** START Records for the exercise **
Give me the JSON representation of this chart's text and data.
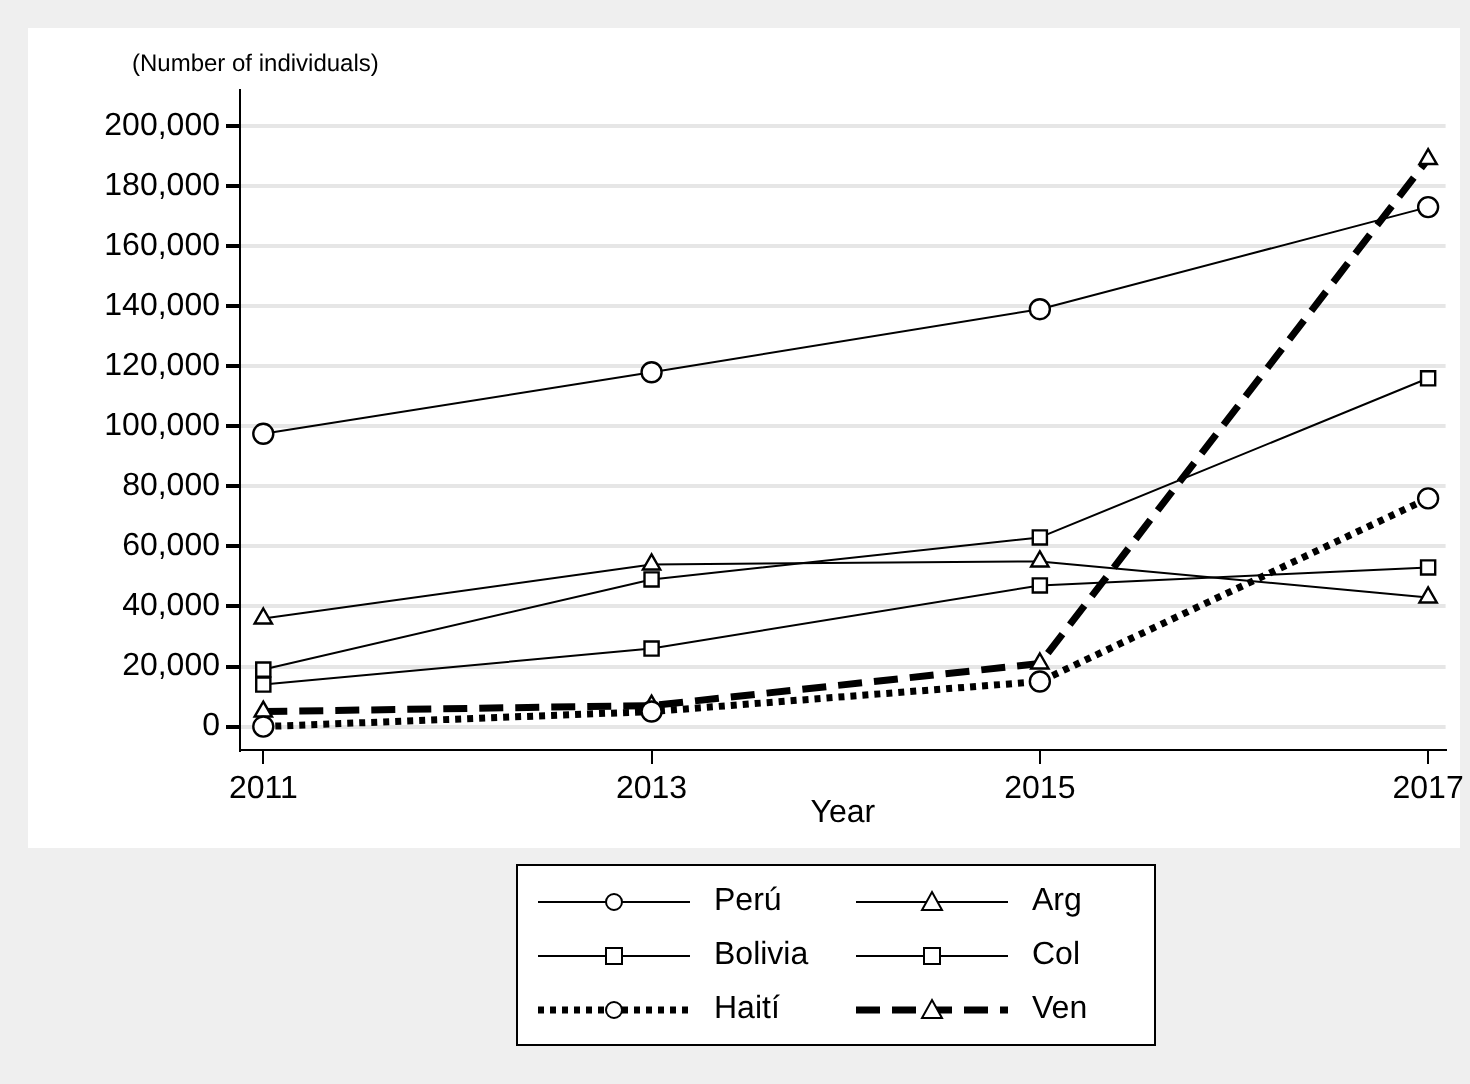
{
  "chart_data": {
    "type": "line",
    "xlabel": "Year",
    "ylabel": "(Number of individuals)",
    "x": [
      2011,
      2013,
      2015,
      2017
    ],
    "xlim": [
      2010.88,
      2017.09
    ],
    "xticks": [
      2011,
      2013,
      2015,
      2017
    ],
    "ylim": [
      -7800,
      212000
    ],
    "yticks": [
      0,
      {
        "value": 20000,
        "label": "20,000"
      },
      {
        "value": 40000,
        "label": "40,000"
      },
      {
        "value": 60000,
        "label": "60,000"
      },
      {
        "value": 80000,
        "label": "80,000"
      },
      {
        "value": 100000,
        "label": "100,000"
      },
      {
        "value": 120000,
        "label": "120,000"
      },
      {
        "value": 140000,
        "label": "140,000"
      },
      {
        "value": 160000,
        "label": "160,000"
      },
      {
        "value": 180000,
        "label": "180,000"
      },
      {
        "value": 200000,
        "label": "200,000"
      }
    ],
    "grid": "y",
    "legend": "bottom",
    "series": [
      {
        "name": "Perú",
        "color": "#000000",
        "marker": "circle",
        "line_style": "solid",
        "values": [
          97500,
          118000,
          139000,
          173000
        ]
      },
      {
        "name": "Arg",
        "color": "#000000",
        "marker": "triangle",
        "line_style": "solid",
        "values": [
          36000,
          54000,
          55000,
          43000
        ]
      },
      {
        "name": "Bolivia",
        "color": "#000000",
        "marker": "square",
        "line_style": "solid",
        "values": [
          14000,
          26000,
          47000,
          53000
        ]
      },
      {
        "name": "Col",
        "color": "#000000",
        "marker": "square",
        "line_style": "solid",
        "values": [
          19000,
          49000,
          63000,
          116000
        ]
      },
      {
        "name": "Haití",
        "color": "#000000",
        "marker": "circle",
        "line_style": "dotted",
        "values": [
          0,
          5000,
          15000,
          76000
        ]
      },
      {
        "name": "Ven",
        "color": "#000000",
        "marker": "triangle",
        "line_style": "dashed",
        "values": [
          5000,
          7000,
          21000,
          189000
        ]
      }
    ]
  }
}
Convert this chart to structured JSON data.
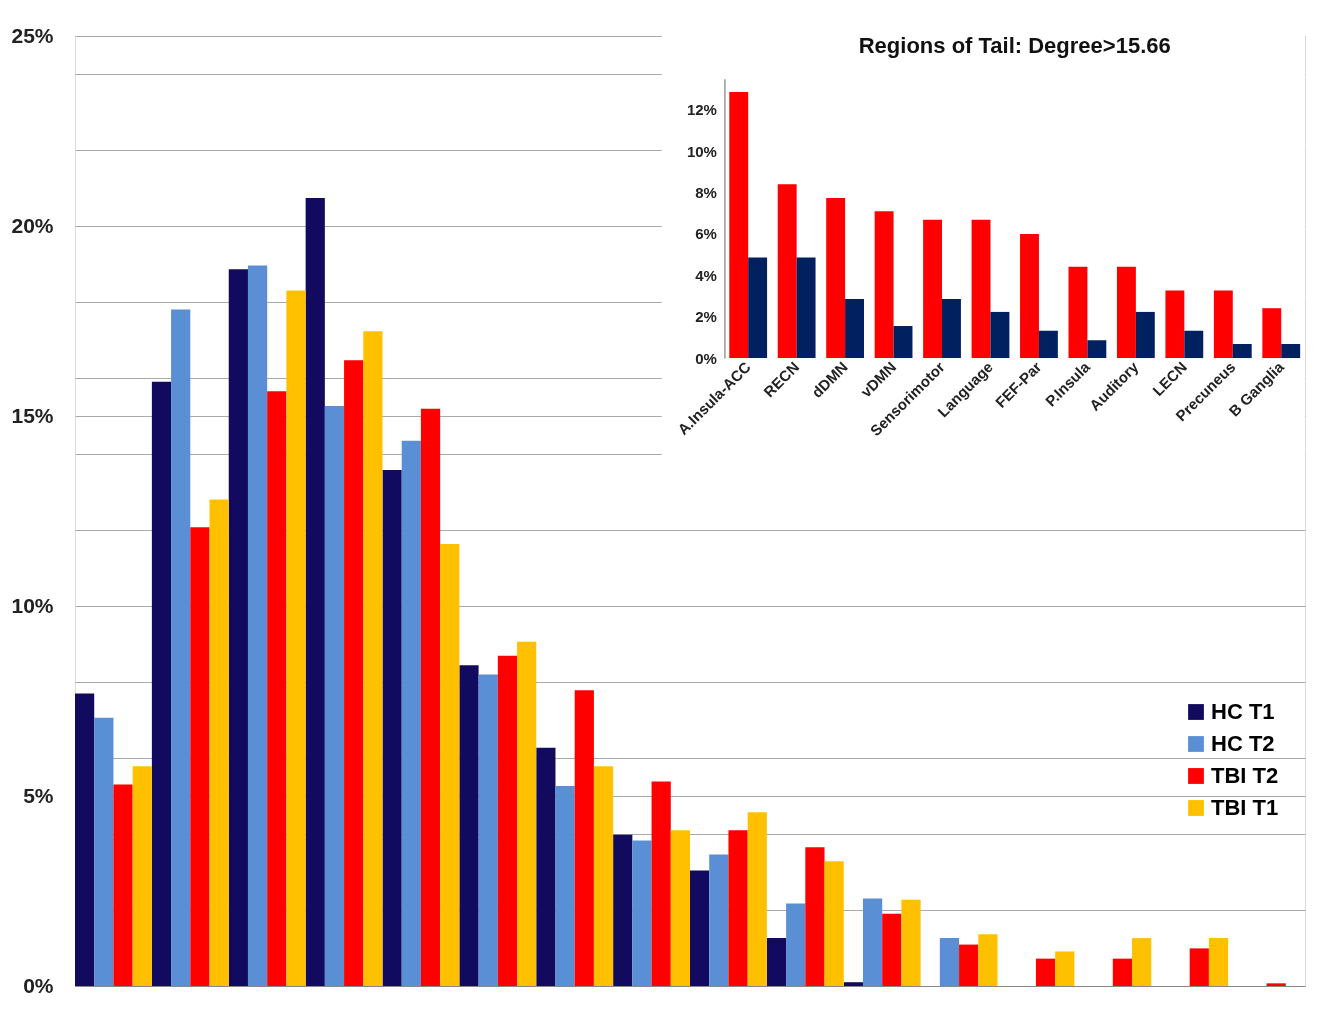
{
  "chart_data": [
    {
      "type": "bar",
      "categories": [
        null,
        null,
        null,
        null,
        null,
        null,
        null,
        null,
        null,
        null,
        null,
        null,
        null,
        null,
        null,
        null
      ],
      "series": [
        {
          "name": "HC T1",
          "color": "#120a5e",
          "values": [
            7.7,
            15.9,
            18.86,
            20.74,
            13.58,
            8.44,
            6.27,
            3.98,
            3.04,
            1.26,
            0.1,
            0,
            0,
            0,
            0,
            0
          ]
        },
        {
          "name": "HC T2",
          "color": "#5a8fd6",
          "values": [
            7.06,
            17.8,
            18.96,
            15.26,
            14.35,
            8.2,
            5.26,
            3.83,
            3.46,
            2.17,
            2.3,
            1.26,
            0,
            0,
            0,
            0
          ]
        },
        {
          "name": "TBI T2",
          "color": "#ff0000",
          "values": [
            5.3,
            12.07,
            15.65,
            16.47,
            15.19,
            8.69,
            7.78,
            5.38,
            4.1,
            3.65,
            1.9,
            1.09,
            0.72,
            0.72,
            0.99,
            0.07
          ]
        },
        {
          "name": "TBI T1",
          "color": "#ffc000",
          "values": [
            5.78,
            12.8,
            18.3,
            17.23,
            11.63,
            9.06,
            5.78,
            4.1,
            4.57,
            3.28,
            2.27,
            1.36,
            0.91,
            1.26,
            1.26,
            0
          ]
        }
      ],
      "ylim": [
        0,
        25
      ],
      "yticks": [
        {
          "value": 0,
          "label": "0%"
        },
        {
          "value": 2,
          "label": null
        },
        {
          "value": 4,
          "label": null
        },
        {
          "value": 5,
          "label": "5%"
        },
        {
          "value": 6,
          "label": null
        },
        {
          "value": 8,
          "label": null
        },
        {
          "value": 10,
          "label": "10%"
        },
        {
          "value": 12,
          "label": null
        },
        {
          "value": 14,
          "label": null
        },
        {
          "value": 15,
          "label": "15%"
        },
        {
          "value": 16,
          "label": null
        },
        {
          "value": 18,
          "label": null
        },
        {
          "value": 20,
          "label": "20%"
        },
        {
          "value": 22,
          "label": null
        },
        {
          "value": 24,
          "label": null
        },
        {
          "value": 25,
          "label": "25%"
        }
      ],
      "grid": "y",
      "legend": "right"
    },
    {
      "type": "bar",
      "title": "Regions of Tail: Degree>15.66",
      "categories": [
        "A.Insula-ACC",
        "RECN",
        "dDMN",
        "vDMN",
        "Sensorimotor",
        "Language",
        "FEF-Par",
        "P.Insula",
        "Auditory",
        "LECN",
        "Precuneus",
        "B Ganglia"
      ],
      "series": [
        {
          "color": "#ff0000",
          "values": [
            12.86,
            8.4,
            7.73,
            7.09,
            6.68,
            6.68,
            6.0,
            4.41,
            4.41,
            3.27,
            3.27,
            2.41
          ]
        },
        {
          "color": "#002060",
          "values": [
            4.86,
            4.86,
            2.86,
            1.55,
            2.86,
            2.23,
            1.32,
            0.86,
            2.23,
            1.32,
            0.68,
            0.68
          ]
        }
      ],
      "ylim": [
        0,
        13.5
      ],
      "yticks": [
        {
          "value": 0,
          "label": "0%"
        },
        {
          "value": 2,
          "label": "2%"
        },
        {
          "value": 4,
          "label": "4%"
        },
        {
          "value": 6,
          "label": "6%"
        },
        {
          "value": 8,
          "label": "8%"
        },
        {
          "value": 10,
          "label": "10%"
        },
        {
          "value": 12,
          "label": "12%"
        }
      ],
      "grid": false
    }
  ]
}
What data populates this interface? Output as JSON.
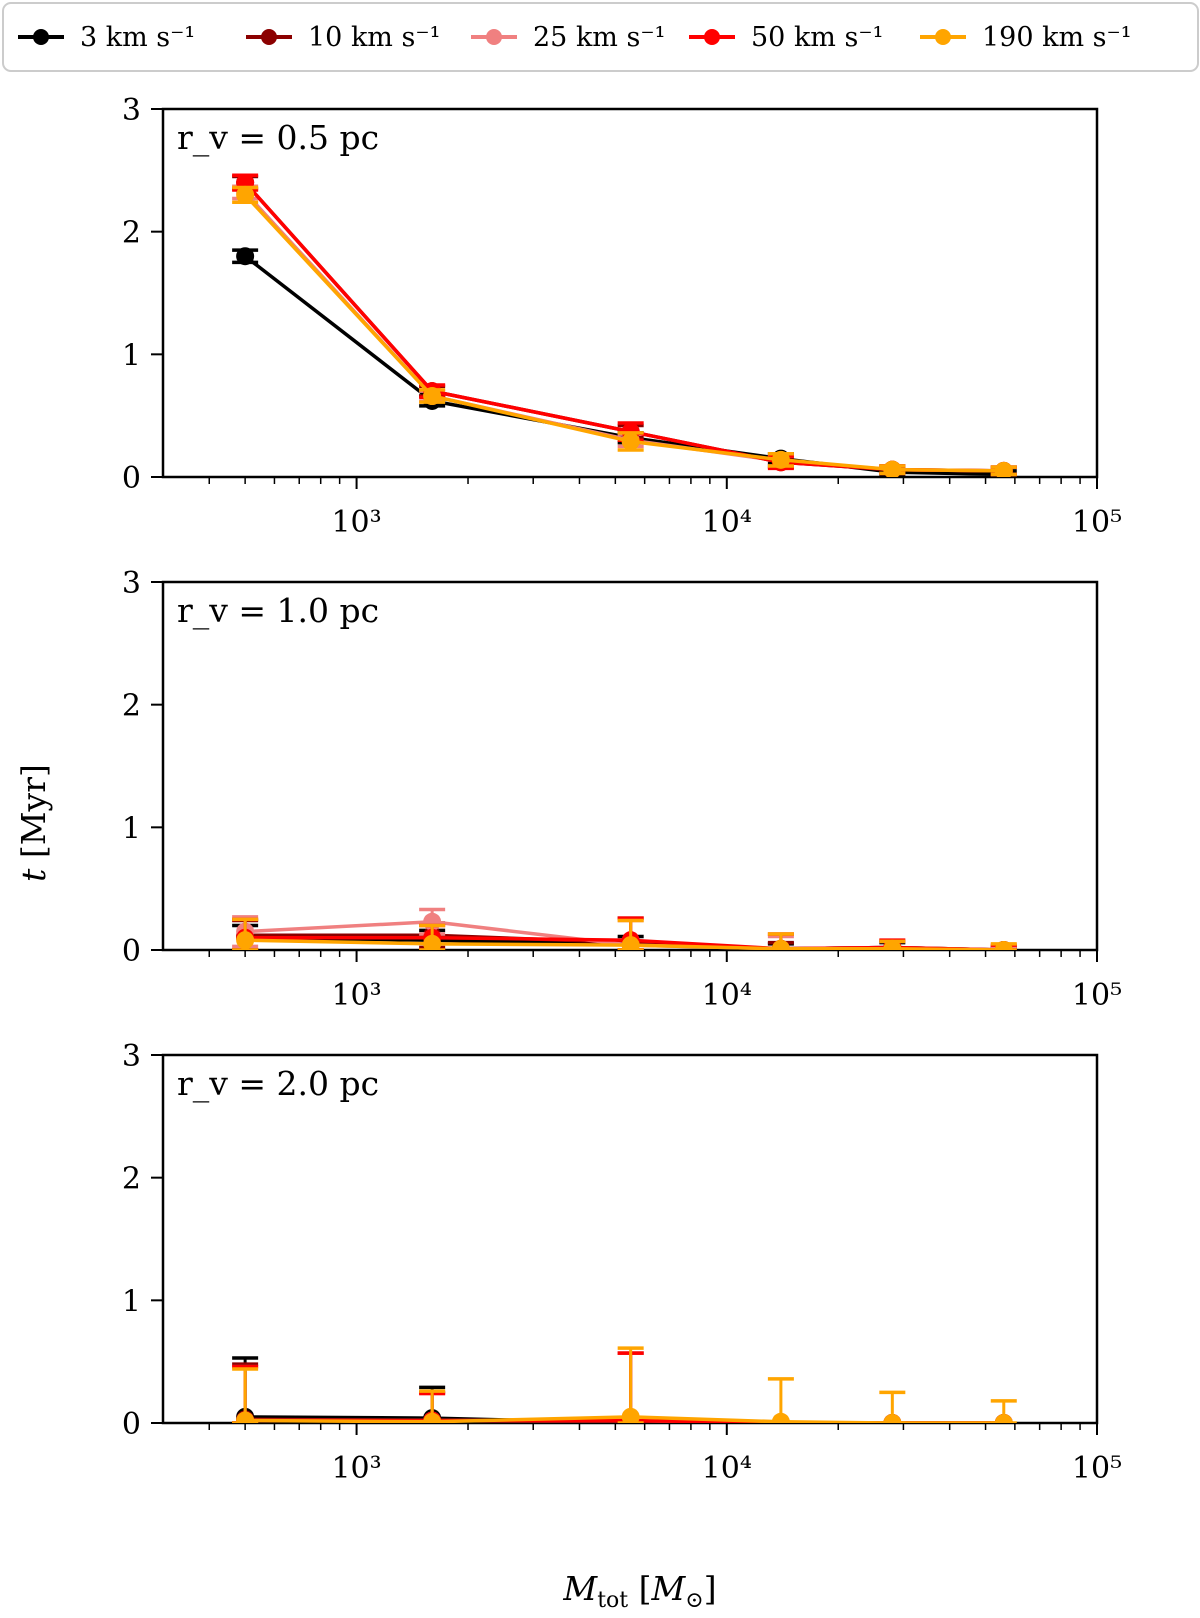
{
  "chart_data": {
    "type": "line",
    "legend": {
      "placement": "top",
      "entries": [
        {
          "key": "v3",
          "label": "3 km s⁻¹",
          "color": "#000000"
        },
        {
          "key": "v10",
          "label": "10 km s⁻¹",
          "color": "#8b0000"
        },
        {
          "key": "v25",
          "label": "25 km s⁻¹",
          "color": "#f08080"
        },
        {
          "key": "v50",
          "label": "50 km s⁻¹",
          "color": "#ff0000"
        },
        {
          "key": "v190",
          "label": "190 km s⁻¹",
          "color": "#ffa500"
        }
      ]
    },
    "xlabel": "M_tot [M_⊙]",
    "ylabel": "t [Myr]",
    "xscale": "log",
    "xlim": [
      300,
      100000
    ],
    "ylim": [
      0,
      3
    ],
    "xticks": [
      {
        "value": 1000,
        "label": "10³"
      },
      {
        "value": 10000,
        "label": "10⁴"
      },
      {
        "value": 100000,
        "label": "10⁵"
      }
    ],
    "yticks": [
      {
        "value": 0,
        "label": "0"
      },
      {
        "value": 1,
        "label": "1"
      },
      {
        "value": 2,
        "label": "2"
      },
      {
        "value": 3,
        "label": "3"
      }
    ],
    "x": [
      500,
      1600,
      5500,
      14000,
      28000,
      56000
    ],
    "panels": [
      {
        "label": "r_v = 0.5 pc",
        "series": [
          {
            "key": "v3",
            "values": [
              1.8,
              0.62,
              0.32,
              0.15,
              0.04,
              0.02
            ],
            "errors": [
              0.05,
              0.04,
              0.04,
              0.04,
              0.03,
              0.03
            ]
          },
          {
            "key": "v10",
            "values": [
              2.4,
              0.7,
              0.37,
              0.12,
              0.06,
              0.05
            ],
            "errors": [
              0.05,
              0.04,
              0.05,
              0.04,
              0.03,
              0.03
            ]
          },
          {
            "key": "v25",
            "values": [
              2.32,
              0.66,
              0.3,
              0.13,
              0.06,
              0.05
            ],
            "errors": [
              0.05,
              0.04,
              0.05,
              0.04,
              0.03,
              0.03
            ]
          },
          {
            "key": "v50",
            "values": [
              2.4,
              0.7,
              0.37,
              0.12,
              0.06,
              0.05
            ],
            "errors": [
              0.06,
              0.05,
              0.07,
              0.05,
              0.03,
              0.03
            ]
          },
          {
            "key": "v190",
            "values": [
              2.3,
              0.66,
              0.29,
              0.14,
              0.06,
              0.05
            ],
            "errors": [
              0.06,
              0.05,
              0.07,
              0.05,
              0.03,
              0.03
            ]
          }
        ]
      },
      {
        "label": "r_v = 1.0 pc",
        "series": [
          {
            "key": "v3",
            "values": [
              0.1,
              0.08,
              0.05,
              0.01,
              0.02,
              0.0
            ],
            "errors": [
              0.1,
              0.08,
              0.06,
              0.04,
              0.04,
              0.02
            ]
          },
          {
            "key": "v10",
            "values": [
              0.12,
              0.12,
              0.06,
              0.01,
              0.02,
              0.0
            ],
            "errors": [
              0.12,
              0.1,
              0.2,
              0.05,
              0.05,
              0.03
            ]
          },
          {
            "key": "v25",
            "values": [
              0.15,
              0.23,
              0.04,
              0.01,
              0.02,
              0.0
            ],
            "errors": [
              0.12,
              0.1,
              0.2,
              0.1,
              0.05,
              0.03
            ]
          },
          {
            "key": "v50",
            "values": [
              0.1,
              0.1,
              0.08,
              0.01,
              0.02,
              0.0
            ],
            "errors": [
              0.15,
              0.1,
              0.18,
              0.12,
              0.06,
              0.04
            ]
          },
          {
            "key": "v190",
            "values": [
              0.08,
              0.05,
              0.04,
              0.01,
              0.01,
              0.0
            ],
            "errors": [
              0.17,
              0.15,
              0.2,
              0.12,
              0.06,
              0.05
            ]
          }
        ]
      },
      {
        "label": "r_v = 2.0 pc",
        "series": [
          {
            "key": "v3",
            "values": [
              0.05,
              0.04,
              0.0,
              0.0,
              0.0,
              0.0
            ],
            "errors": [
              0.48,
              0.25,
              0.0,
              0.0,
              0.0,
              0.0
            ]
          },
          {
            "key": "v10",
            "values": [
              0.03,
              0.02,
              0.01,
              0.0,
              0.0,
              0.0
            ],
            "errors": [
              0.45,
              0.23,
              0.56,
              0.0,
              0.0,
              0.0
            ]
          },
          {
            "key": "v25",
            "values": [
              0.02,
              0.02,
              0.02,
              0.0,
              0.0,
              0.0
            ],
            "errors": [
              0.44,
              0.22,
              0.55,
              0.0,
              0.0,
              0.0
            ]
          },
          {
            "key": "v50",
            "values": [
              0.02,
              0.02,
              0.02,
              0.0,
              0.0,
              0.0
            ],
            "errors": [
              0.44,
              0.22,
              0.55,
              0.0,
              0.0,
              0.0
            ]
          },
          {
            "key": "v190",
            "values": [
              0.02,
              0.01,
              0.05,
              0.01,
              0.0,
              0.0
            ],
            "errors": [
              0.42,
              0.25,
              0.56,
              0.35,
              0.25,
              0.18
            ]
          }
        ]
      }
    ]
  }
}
** END Records for the exercise **
The exercise: Looking at the listing above, how many of its lines contain the string "name"? Give the number alone.

Complete answer: 10